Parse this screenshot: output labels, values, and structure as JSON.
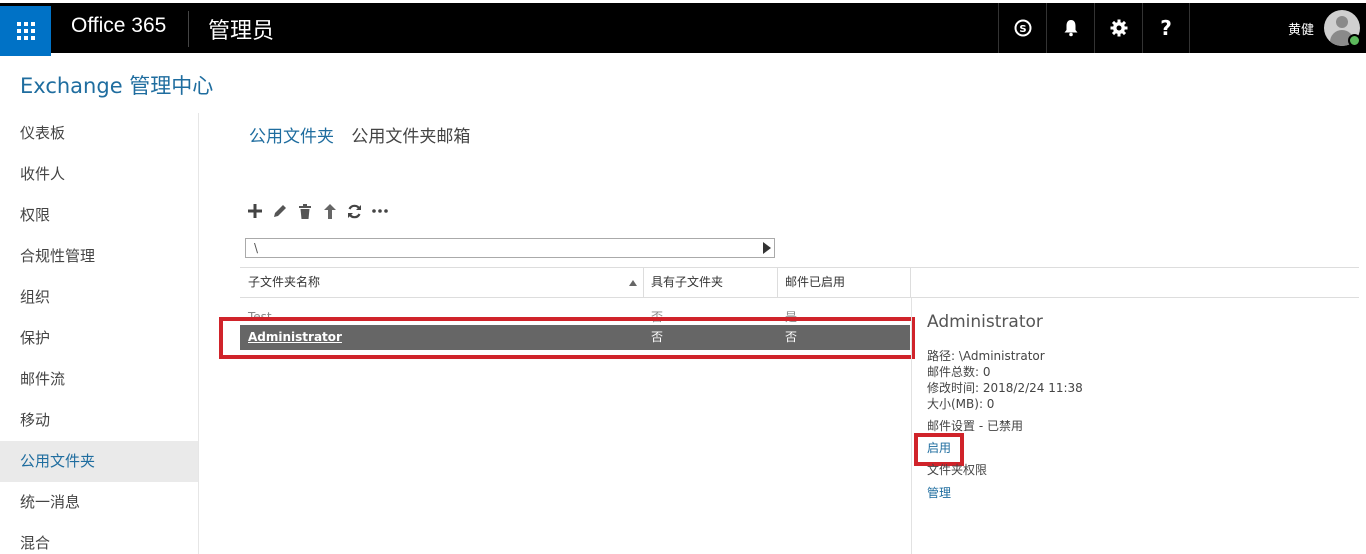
{
  "topbar": {
    "brand": "Office 365",
    "app_title": "管理员",
    "user_name": "黄健",
    "icons": [
      "skype-icon",
      "bell-icon",
      "gear-icon",
      "help-icon"
    ]
  },
  "header": {
    "title": "Exchange 管理中心"
  },
  "leftnav": {
    "items": [
      {
        "label": "仪表板"
      },
      {
        "label": "收件人"
      },
      {
        "label": "权限"
      },
      {
        "label": "合规性管理"
      },
      {
        "label": "组织"
      },
      {
        "label": "保护"
      },
      {
        "label": "邮件流"
      },
      {
        "label": "移动"
      },
      {
        "label": "公用文件夹"
      },
      {
        "label": "统一消息"
      },
      {
        "label": "混合"
      }
    ],
    "active_index": 8
  },
  "tabs": [
    {
      "label": "公用文件夹"
    },
    {
      "label": "公用文件夹邮箱"
    }
  ],
  "path": {
    "value": "\\"
  },
  "table": {
    "columns": [
      "子文件夹名称",
      "具有子文件夹",
      "邮件已启用"
    ],
    "rows": [
      [
        "Test",
        "否",
        "是"
      ],
      [
        "Administrator",
        "否",
        "否"
      ]
    ]
  },
  "details": {
    "title": "Administrator",
    "path": "路径: \\Administrator",
    "total_items": "邮件总数: 0",
    "modified": "修改时间: 2018/2/24 11:38",
    "size": "大小(MB): 0",
    "mail_settings": "邮件设置 - 已禁用",
    "enable_link": "启用",
    "permissions_label": "文件夹权限",
    "manage_link": "管理"
  },
  "colors": {
    "accent": "#0072c6",
    "link": "#1f6d9f",
    "highlight": "#d0232a",
    "selected_row": "#666666"
  }
}
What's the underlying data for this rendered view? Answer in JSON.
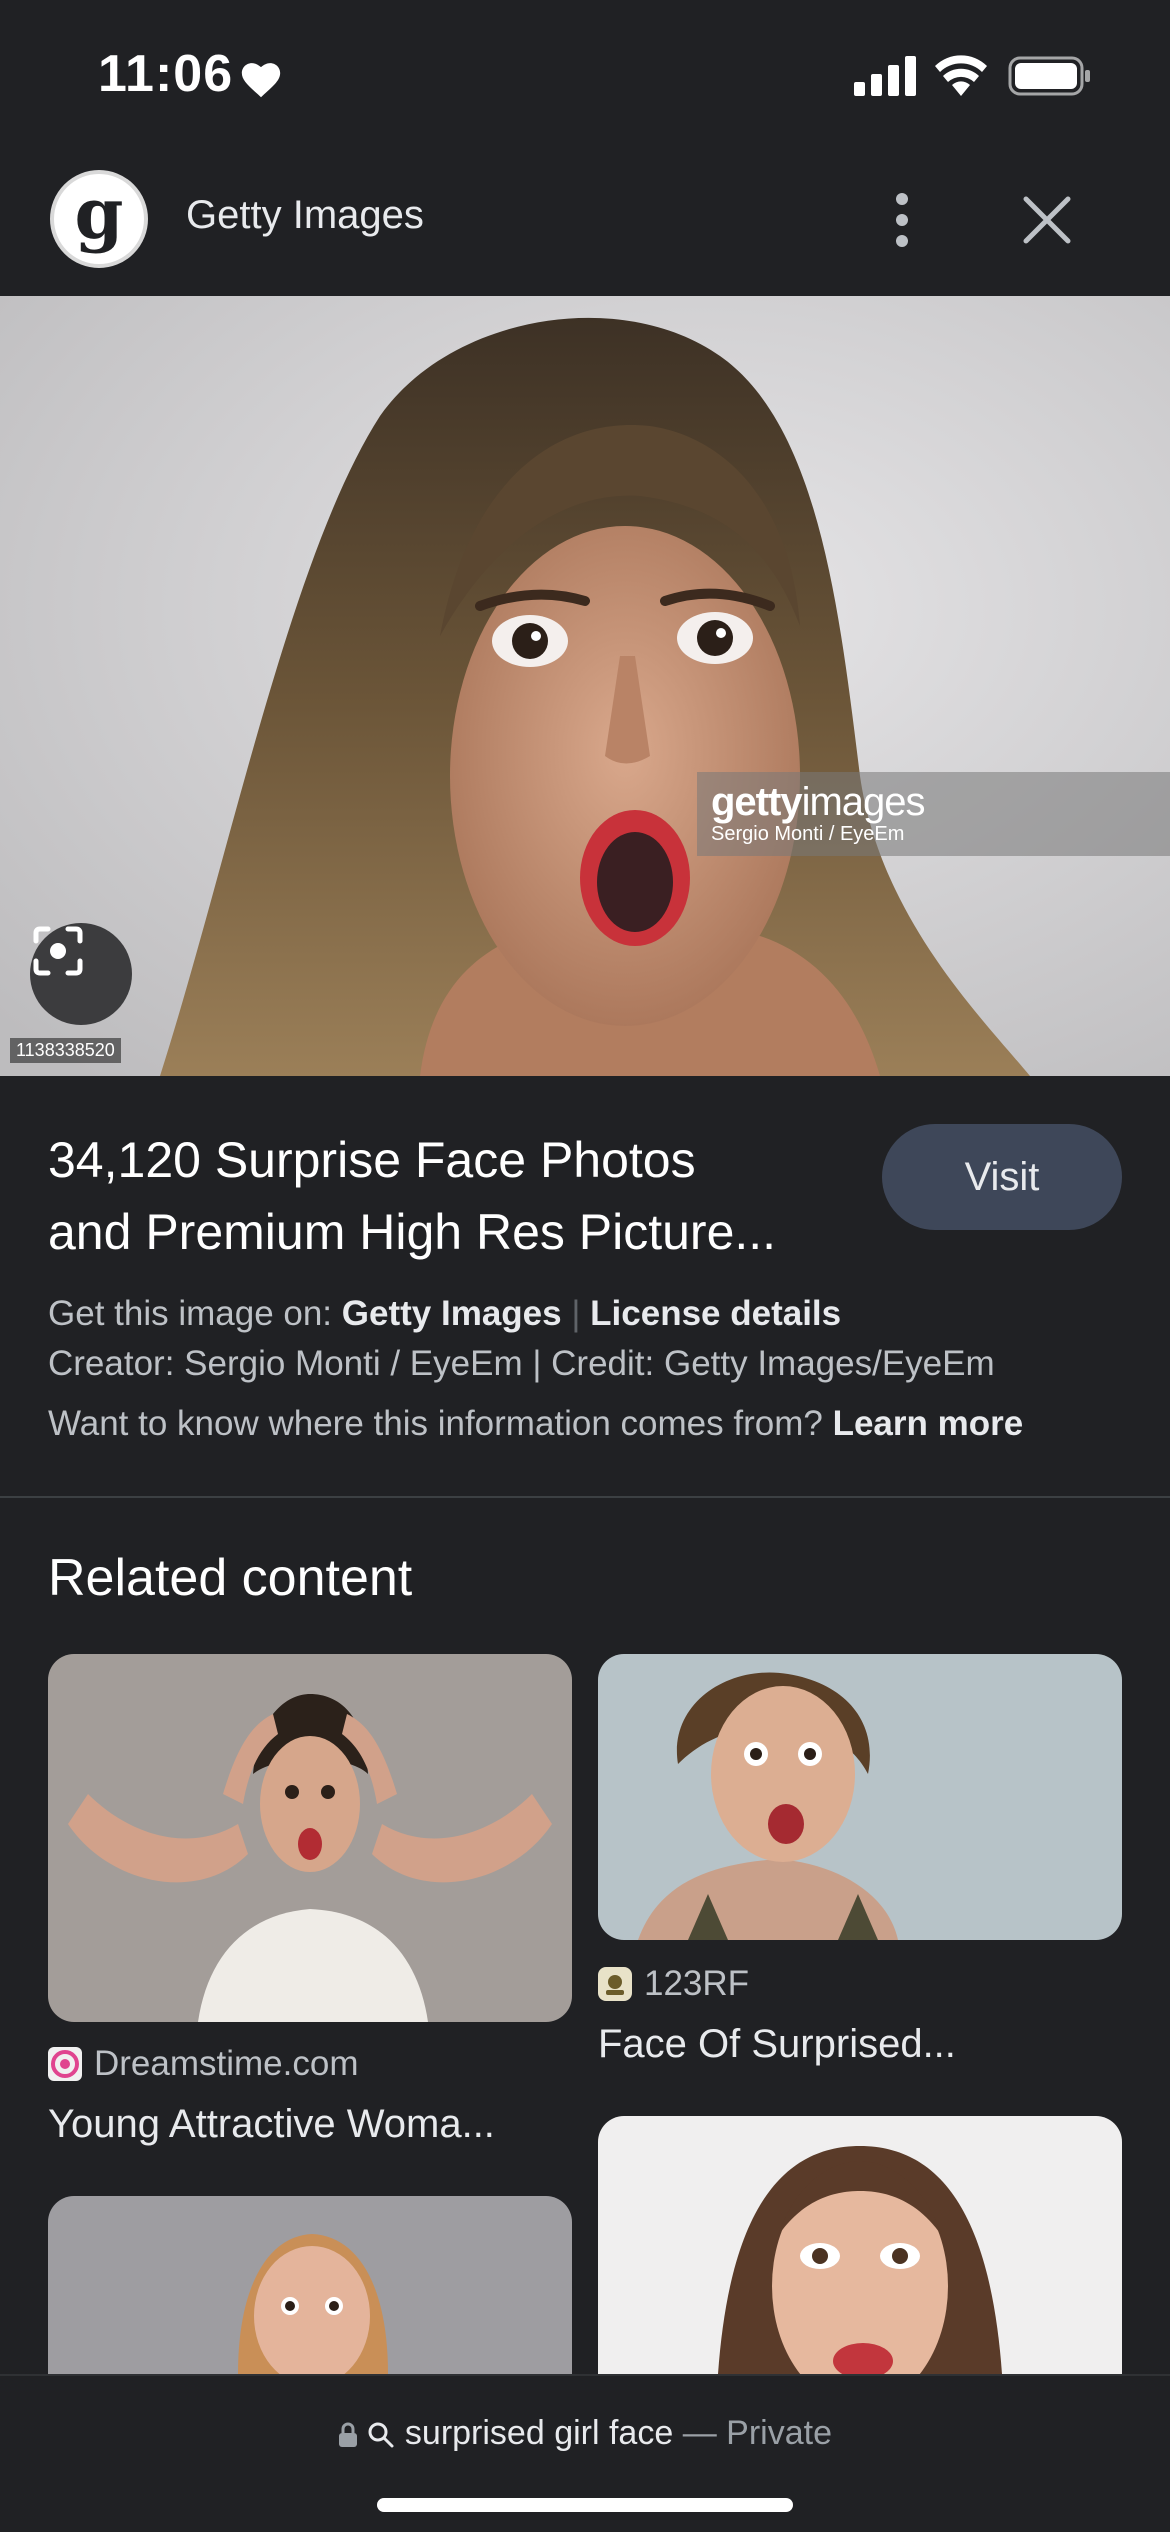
{
  "status_bar": {
    "time": "11:06"
  },
  "header": {
    "site_logo_letter": "g",
    "site_name": "Getty Images"
  },
  "main_image": {
    "watermark_logo_bold": "getty",
    "watermark_logo_light": "images",
    "watermark_credit": "Sergio Monti / EyeEm",
    "image_id": "1138338520"
  },
  "info": {
    "title_line1": "34,120 Surprise Face Photos",
    "title_line2": "and Premium High Res Picture...",
    "visit_label": "Visit",
    "get_image_prefix": "Get this image on:",
    "get_image_source": "Getty Images",
    "separator": "|",
    "license_label": "License details",
    "creator_line": "Creator: Sergio Monti / EyeEm | Credit: Getty Images/EyeEm",
    "info_question": "Want to know where this information comes from?",
    "learn_more": "Learn more"
  },
  "related": {
    "heading": "Related content",
    "cards": [
      {
        "source": "Dreamstime.com",
        "title": "Young Attractive Woma..."
      },
      {
        "source": "123RF",
        "title": "Face Of Surprised..."
      }
    ]
  },
  "bottom_bar": {
    "query": "surprised girl face",
    "separator": "—",
    "mode": "Private"
  },
  "colors": {
    "background": "#202124",
    "visit_button": "#3e4759",
    "text_primary": "#e8eaed",
    "text_secondary": "#bdc1c6"
  }
}
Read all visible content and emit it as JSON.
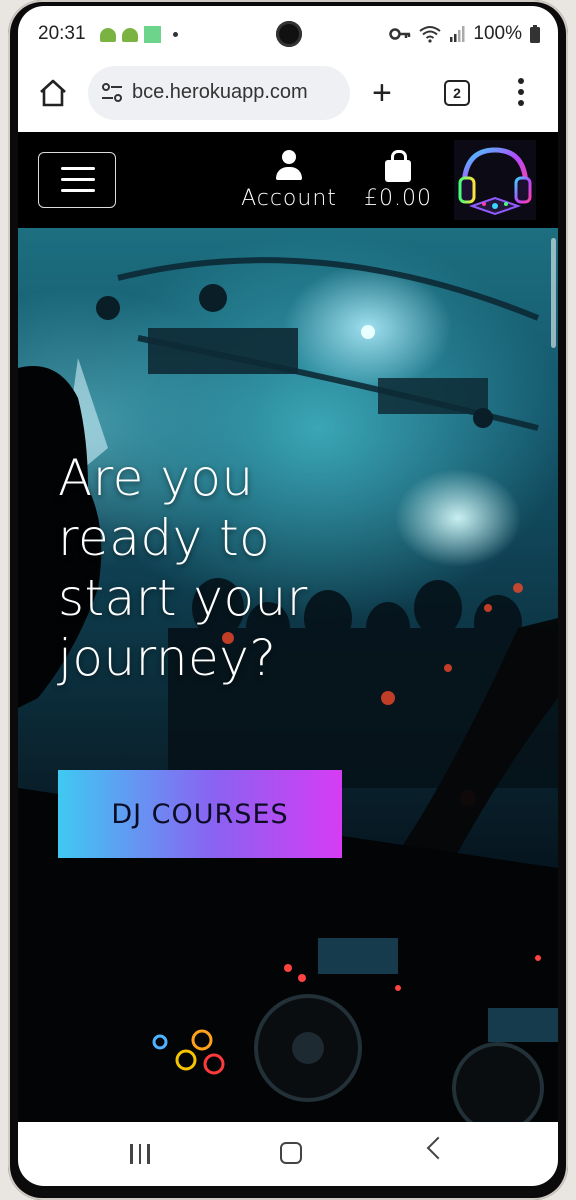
{
  "status_bar": {
    "time": "20:31",
    "battery": "100%",
    "icons": [
      "android-icon",
      "android-icon",
      "app-square-icon",
      "dot-icon",
      "key-icon",
      "wifi-icon",
      "signal-icon",
      "battery-icon"
    ]
  },
  "browser": {
    "url": "bce.herokuapp.com",
    "tab_count": "2",
    "new_tab_label": "+",
    "icons": [
      "home-icon",
      "site-settings-icon",
      "plus-icon",
      "tabs-icon",
      "more-menu-icon"
    ]
  },
  "header": {
    "account_label": "Account",
    "cart_total": "£0.00",
    "icons": [
      "hamburger-menu-icon",
      "account-icon",
      "shopping-bag-icon",
      "headphones-logo"
    ]
  },
  "hero": {
    "headline": "Are you ready to start your journey?",
    "cta_label": "DJ COURSES"
  },
  "colors": {
    "cta_gradient_start": "#3fc9f2",
    "cta_gradient_end": "#d63cf3",
    "header_bg": "#000000",
    "hero_tint": "#1c6f80"
  },
  "nav_bar": {
    "icons": [
      "recent-apps-icon",
      "home-button-icon",
      "back-icon"
    ]
  }
}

┄┄┄┄┄┄

→ **THE TASK**: All of the lines above should be printed exactly, minus the pictures.

→ **TASK OUTPUT**:
Parse this screenshot: output labels, values, and structure as JSON.
{
  "topbar": {
    "brand": "Office 365",
    "app_title": "管理员",
    "user_name": "黄健",
    "icons": [
      "skype-icon",
      "bell-icon",
      "gear-icon",
      "help-icon"
    ]
  },
  "header": {
    "title": "Exchange 管理中心"
  },
  "leftnav": {
    "items": [
      {
        "label": "仪表板"
      },
      {
        "label": "收件人"
      },
      {
        "label": "权限"
      },
      {
        "label": "合规性管理"
      },
      {
        "label": "组织"
      },
      {
        "label": "保护"
      },
      {
        "label": "邮件流"
      },
      {
        "label": "移动"
      },
      {
        "label": "公用文件夹"
      },
      {
        "label": "统一消息"
      },
      {
        "label": "混合"
      }
    ],
    "active_index": 8
  },
  "tabs": [
    {
      "label": "公用文件夹"
    },
    {
      "label": "公用文件夹邮箱"
    }
  ],
  "path": {
    "value": "\\"
  },
  "table": {
    "columns": [
      "子文件夹名称",
      "具有子文件夹",
      "邮件已启用"
    ],
    "rows": [
      [
        "Test",
        "否",
        "是"
      ],
      [
        "Administrator",
        "否",
        "否"
      ]
    ]
  },
  "details": {
    "title": "Administrator",
    "path": "路径: \\Administrator",
    "total_items": "邮件总数: 0",
    "modified": "修改时间: 2018/2/24 11:38",
    "size": "大小(MB): 0",
    "mail_settings": "邮件设置 - 已禁用",
    "enable_link": "启用",
    "permissions_label": "文件夹权限",
    "manage_link": "管理"
  },
  "colors": {
    "accent": "#0072c6",
    "link": "#1f6d9f",
    "highlight": "#d0232a",
    "selected_row": "#666666"
  }
}
What's the underlying data for this rendered view? Answer in JSON.
{
  "status_bar": {
    "time": "11:06"
  },
  "header": {
    "site_logo_letter": "g",
    "site_name": "Getty Images"
  },
  "main_image": {
    "watermark_logo_bold": "getty",
    "watermark_logo_light": "images",
    "watermark_credit": "Sergio Monti / EyeEm",
    "image_id": "1138338520"
  },
  "info": {
    "title_line1": "34,120 Surprise Face Photos",
    "title_line2": "and Premium High Res Picture...",
    "visit_label": "Visit",
    "get_image_prefix": "Get this image on:",
    "get_image_source": "Getty Images",
    "separator": "|",
    "license_label": "License details",
    "creator_line": "Creator: Sergio Monti / EyeEm | Credit: Getty Images/EyeEm",
    "info_question": "Want to know where this information comes from?",
    "learn_more": "Learn more"
  },
  "related": {
    "heading": "Related content",
    "cards": [
      {
        "source": "Dreamstime.com",
        "title": "Young Attractive Woma..."
      },
      {
        "source": "123RF",
        "title": "Face Of Surprised..."
      }
    ]
  },
  "bottom_bar": {
    "query": "surprised girl face",
    "separator": "—",
    "mode": "Private"
  },
  "colors": {
    "background": "#202124",
    "visit_button": "#3e4759",
    "text_primary": "#e8eaed",
    "text_secondary": "#bdc1c6"
  }
}
Read all visible content and emit it as JSON.
{
  "status_bar": {
    "time": "20:31",
    "battery": "100%",
    "icons": [
      "android-icon",
      "android-icon",
      "app-square-icon",
      "dot-icon",
      "key-icon",
      "wifi-icon",
      "signal-icon",
      "battery-icon"
    ]
  },
  "browser": {
    "url": "bce.herokuapp.com",
    "tab_count": "2",
    "new_tab_label": "+",
    "icons": [
      "home-icon",
      "site-settings-icon",
      "plus-icon",
      "tabs-icon",
      "more-menu-icon"
    ]
  },
  "header": {
    "account_label": "Account",
    "cart_total": "£0.00",
    "icons": [
      "hamburger-menu-icon",
      "account-icon",
      "shopping-bag-icon",
      "headphones-logo"
    ]
  },
  "hero": {
    "headline": "Are you ready to start your journey?",
    "cta_label": "DJ COURSES"
  },
  "colors": {
    "cta_gradient_start": "#3fc9f2",
    "cta_gradient_end": "#d63cf3",
    "header_bg": "#000000",
    "hero_tint": "#1c6f80"
  },
  "nav_bar": {
    "icons": [
      "recent-apps-icon",
      "home-button-icon",
      "back-icon"
    ]
  }
}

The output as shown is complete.